--- start MATERIAL FOR THIS EXERCISE ---

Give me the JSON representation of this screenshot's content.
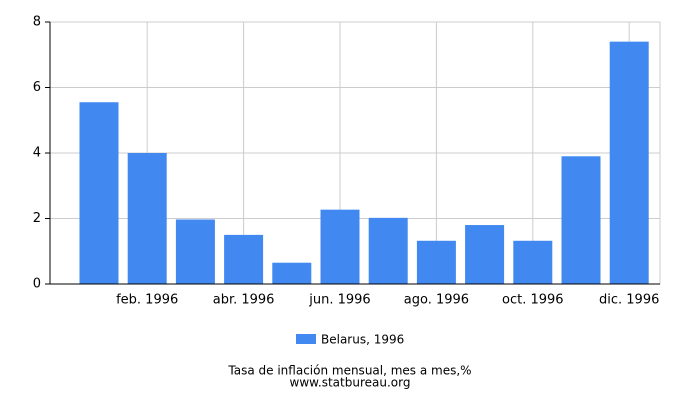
{
  "chart_data": {
    "type": "bar",
    "categories": [
      null,
      "feb. 1996",
      null,
      "abr. 1996",
      null,
      "jun. 1996",
      null,
      "ago. 1996",
      null,
      "oct. 1996",
      null,
      "dic. 1996"
    ],
    "series": [
      {
        "name": "Belarus, 1996",
        "color": "#4189f0",
        "values": [
          5.55,
          4.0,
          1.97,
          1.5,
          0.65,
          2.27,
          2.02,
          1.32,
          1.8,
          1.32,
          3.9,
          7.4
        ]
      }
    ],
    "ylim": [
      0,
      8
    ],
    "yticks": [
      0,
      2,
      4,
      6,
      8
    ],
    "grid": true,
    "title": "Tasa de inflación mensual, mes a mes,%",
    "source": "www.statbureau.org"
  }
}
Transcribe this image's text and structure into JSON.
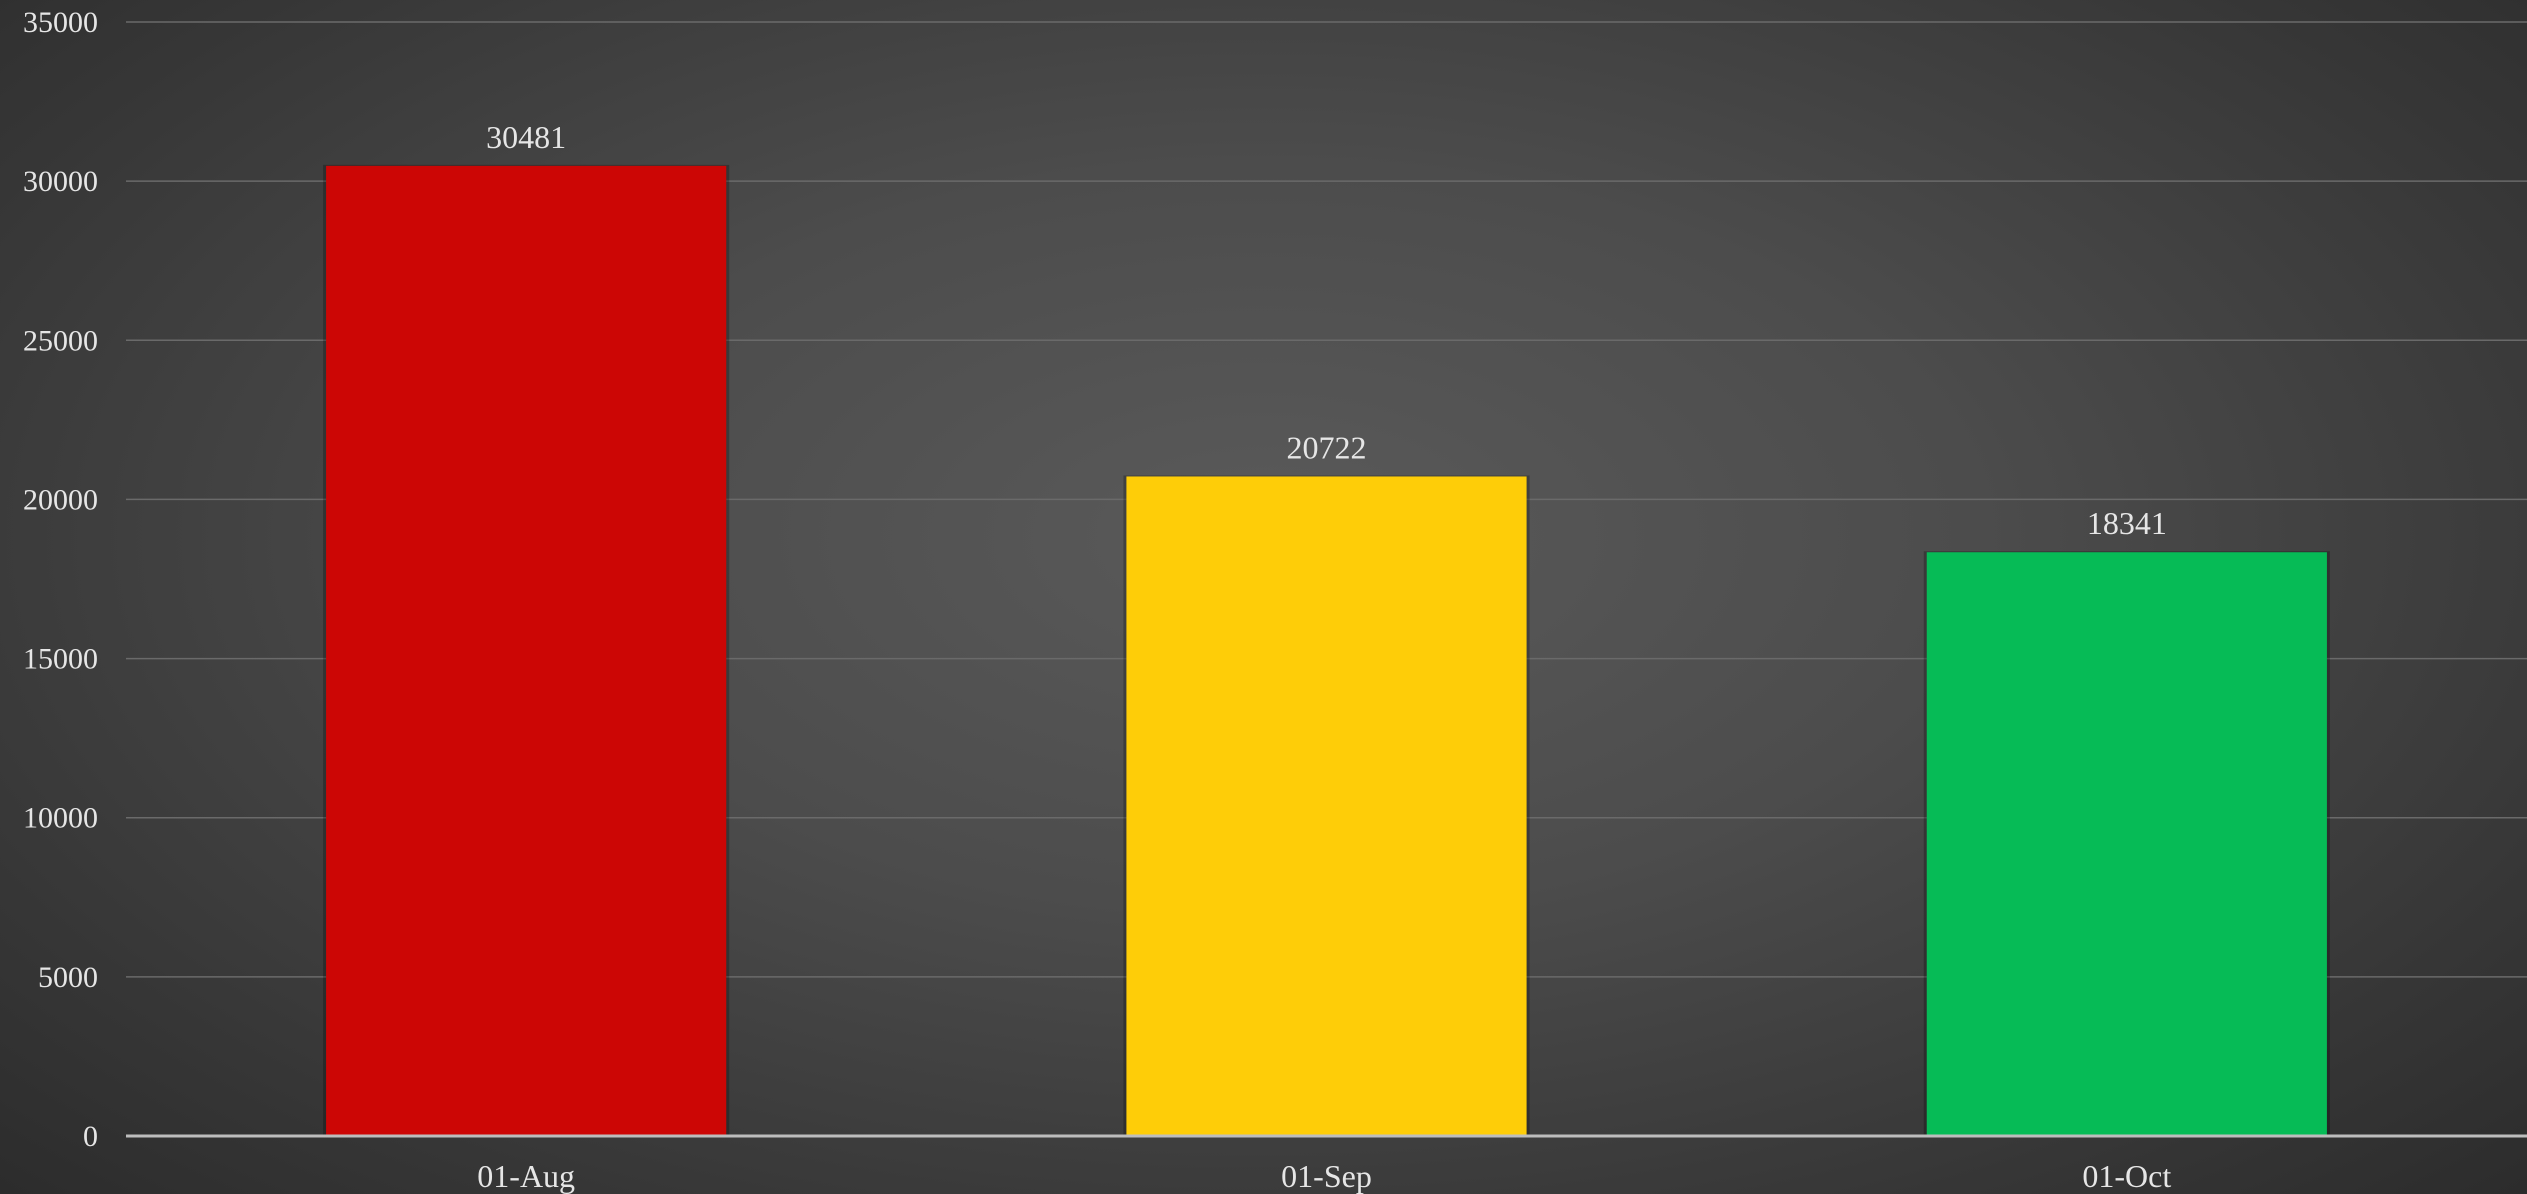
{
  "chart_data": {
    "type": "bar",
    "title": "",
    "xlabel": "",
    "ylabel": "",
    "categories": [
      "01-Aug",
      "01-Sep",
      "01-Oct"
    ],
    "values": [
      30481,
      20722,
      18341
    ],
    "data_labels": [
      "30481",
      "20722",
      "18341"
    ],
    "bar_colors": [
      "#cc0605",
      "#fecd08",
      "#06bb56"
    ],
    "ylim": [
      0,
      35000
    ],
    "y_ticks": [
      0,
      5000,
      10000,
      15000,
      20000,
      25000,
      30000,
      35000
    ],
    "y_tick_labels": [
      "0",
      "5000",
      "10000",
      "15000",
      "20000",
      "25000",
      "30000",
      "35000"
    ],
    "grid": true,
    "legend": "none",
    "background": "dark gradient"
  }
}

--- end MATERIAL FOR THIS EXERCISE ---

Print all entries exactly. The images do not belong in the copy.

**ANSWER TO THIS TASK**
Give me the JSON representation of this screenshot's content.
{
  "chart_data": {
    "type": "bar",
    "categories": [
      null,
      "feb. 1996",
      null,
      "abr. 1996",
      null,
      "jun. 1996",
      null,
      "ago. 1996",
      null,
      "oct. 1996",
      null,
      "dic. 1996"
    ],
    "series": [
      {
        "name": "Belarus, 1996",
        "color": "#4189f0",
        "values": [
          5.55,
          4.0,
          1.97,
          1.5,
          0.65,
          2.27,
          2.02,
          1.32,
          1.8,
          1.32,
          3.9,
          7.4
        ]
      }
    ],
    "ylim": [
      0,
      8
    ],
    "yticks": [
      0,
      2,
      4,
      6,
      8
    ],
    "grid": true,
    "title": "Tasa de inflación mensual, mes a mes,%",
    "source": "www.statbureau.org"
  }
}
Transcribe this image's text and structure into JSON.
{
  "chart_data": {
    "type": "bar",
    "title": "",
    "xlabel": "",
    "ylabel": "",
    "categories": [
      "01-Aug",
      "01-Sep",
      "01-Oct"
    ],
    "values": [
      30481,
      20722,
      18341
    ],
    "data_labels": [
      "30481",
      "20722",
      "18341"
    ],
    "bar_colors": [
      "#cc0605",
      "#fecd08",
      "#06bb56"
    ],
    "ylim": [
      0,
      35000
    ],
    "y_ticks": [
      0,
      5000,
      10000,
      15000,
      20000,
      25000,
      30000,
      35000
    ],
    "y_tick_labels": [
      "0",
      "5000",
      "10000",
      "15000",
      "20000",
      "25000",
      "30000",
      "35000"
    ],
    "grid": true,
    "legend": "none",
    "background": "dark gradient"
  }
}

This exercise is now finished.